▶ WORK INSTRUCTIONS
Below is a block of records; reproduce all of them exactly and leave out any pictures.

▶ EXTRACTED DATA
------------------------------------

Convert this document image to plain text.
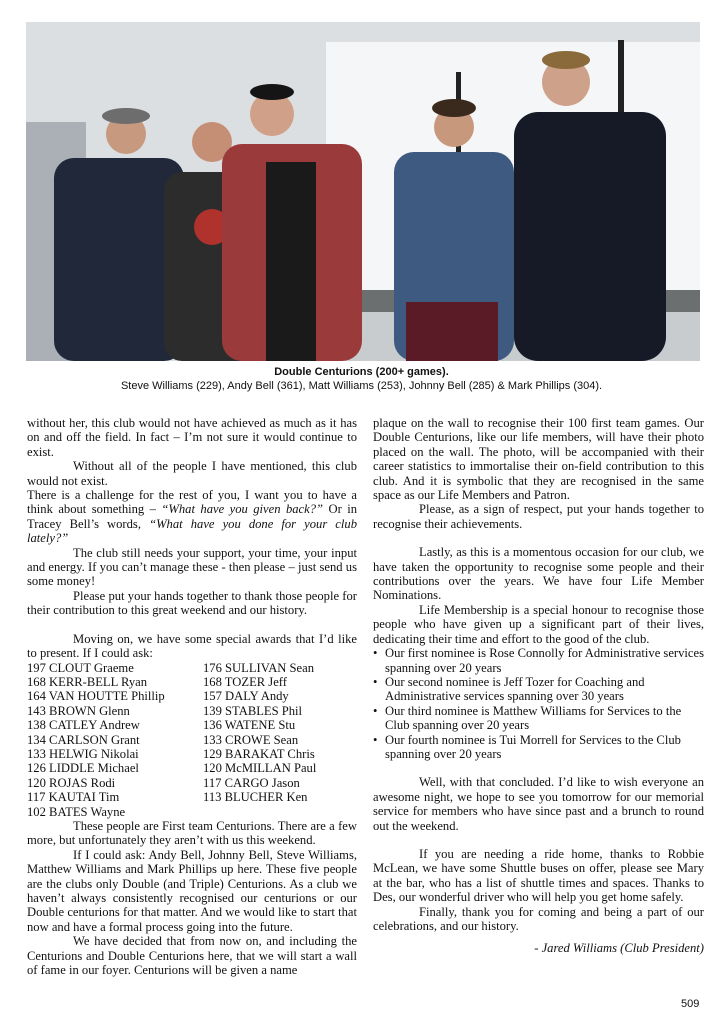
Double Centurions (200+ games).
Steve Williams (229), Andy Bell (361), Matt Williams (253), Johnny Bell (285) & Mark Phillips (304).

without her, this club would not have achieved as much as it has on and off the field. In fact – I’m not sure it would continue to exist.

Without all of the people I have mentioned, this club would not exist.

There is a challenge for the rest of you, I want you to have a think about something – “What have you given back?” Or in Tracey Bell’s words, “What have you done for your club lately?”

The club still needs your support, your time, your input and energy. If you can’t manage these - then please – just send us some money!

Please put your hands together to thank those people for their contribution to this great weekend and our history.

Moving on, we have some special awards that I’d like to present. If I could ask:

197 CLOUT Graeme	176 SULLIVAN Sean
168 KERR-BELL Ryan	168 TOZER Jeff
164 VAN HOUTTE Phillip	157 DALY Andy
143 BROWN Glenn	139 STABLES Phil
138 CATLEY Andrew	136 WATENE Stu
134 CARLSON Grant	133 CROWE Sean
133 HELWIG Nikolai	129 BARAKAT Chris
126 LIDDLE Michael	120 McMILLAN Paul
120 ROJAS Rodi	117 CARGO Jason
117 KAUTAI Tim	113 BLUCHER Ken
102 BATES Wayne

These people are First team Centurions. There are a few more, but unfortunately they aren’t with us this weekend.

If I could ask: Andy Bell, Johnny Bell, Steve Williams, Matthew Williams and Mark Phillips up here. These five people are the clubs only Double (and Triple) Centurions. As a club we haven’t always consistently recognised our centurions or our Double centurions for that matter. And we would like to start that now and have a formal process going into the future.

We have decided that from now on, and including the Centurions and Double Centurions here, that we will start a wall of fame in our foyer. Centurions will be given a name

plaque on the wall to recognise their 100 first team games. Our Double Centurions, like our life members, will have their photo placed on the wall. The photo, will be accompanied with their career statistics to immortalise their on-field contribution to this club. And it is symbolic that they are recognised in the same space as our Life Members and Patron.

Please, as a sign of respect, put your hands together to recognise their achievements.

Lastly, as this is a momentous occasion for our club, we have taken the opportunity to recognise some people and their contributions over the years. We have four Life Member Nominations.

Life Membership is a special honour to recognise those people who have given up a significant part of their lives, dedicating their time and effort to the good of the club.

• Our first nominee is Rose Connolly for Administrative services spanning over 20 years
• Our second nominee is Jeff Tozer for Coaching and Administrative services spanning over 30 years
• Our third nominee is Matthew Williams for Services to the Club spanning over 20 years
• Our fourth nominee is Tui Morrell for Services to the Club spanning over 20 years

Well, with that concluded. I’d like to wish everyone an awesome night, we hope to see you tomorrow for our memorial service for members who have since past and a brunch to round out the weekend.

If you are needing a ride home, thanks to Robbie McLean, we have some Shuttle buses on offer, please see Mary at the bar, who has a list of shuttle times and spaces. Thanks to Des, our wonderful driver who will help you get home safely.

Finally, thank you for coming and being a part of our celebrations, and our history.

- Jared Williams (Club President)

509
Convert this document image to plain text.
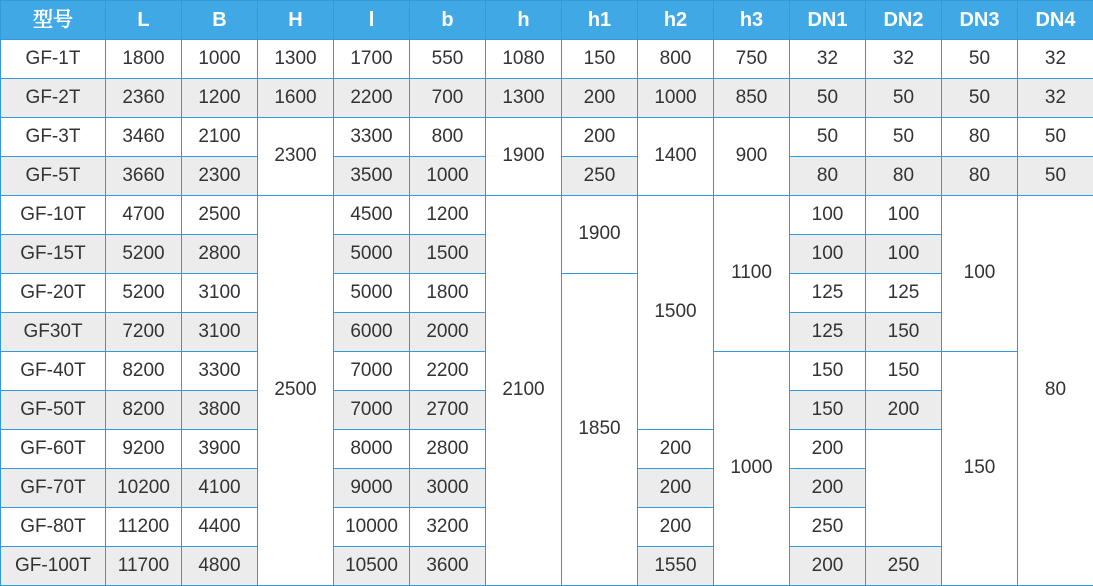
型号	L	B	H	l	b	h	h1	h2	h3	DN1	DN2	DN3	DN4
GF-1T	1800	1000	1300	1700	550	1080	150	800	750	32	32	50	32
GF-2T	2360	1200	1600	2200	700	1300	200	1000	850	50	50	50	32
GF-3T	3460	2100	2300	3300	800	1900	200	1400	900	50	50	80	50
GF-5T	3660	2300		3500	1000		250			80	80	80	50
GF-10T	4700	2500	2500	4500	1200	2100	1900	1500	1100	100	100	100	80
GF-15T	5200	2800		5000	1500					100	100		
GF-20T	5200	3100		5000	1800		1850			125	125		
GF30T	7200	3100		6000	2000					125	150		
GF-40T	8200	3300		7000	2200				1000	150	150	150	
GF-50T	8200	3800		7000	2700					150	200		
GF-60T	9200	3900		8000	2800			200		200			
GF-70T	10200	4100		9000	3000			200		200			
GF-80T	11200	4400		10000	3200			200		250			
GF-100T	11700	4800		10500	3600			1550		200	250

------------------------------------

▶ SOLUTION TO THE PROBLEM
Convert this document image to plain text.
Double Centurions (200+ games).
Steve Williams (229), Andy Bell (361), Matt Williams (253), Johnny Bell (285) & Mark Phillips (304).

without her, this club would not have achieved as much as it has on and off the field. In fact – I’m not sure it would continue to exist.

Without all of the people I have mentioned, this club would not exist.

There is a challenge for the rest of you, I want you to have a think about something – “What have you given back?” Or in Tracey Bell’s words, “What have you done for your club lately?”

The club still needs your support, your time, your input and energy. If you can’t manage these - then please – just send us some money!

Please put your hands together to thank those people for their contribution to this great weekend and our history.

Moving on, we have some special awards that I’d like to present. If I could ask:

197 CLOUT Graeme	176 SULLIVAN Sean
168 KERR-BELL Ryan	168 TOZER Jeff
164 VAN HOUTTE Phillip	157 DALY Andy
143 BROWN Glenn	139 STABLES Phil
138 CATLEY Andrew	136 WATENE Stu
134 CARLSON Grant	133 CROWE Sean
133 HELWIG Nikolai	129 BARAKAT Chris
126 LIDDLE Michael	120 McMILLAN Paul
120 ROJAS Rodi	117 CARGO Jason
117 KAUTAI Tim	113 BLUCHER Ken
102 BATES Wayne

These people are First team Centurions. There are a few more, but unfortunately they aren’t with us this weekend.

If I could ask: Andy Bell, Johnny Bell, Steve Williams, Matthew Williams and Mark Phillips up here. These five people are the clubs only Double (and Triple) Centurions. As a club we haven’t always consistently recognised our centurions or our Double centurions for that matter. And we would like to start that now and have a formal process going into the future.

We have decided that from now on, and including the Centurions and Double Centurions here, that we will start a wall of fame in our foyer. Centurions will be given a name

plaque on the wall to recognise their 100 first team games. Our Double Centurions, like our life members, will have their photo placed on the wall. The photo, will be accompanied with their career statistics to immortalise their on-field contribution to this club. And it is symbolic that they are recognised in the same space as our Life Members and Patron.

Please, as a sign of respect, put your hands together to recognise their achievements.

Lastly, as this is a momentous occasion for our club, we have taken the opportunity to recognise some people and their contributions over the years. We have four Life Member Nominations.

Life Membership is a special honour to recognise those people who have given up a significant part of their lives, dedicating their time and effort to the good of the club.

• Our first nominee is Rose Connolly for Administrative services spanning over 20 years
• Our second nominee is Jeff Tozer for Coaching and Administrative services spanning over 30 years
• Our third nominee is Matthew Williams for Services to the Club spanning over 20 years
• Our fourth nominee is Tui Morrell for Services to the Club spanning over 20 years

Well, with that concluded. I’d like to wish everyone an awesome night, we hope to see you tomorrow for our memorial service for members who have since past and a brunch to round out the weekend.

If you are needing a ride home, thanks to Robbie McLean, we have some Shuttle buses on offer, please see Mary at the bar, who has a list of shuttle times and spaces. Thanks to Des, our wonderful driver who will help you get home safely.

Finally, thank you for coming and being a part of our celebrations, and our history.

- Jared Williams (Club President)

509
Convert this document image to plain text.
型号	L	B	H	l	b	h	h1	h2	h3	DN1	DN2	DN3	DN4
GF-1T	1800	1000	1300	1700	550	1080	150	800	750	32	32	50	32
GF-2T	2360	1200	1600	2200	700	1300	200	1000	850	50	50	50	32
GF-3T	3460	2100	2300	3300	800	1900	200	1400	900	50	50	80	50
GF-5T	3660	2300		3500	1000		250			80	80	80	50
GF-10T	4700	2500	2500	4500	1200	2100	1900	1500	1100	100	100	100	80
GF-15T	5200	2800		5000	1500					100	100		
GF-20T	5200	3100		5000	1800		1850			125	125		
GF30T	7200	3100		6000	2000					125	150		
GF-40T	8200	3300		7000	2200				1000	150	150	150	
GF-50T	8200	3800		7000	2700					150	200		
GF-60T	9200	3900		8000	2800			200		200			
GF-70T	10200	4100		9000	3000			200		200			
GF-80T	11200	4400		10000	3200			200		250			
GF-100T	11700	4800		10500	3600			1550		200	250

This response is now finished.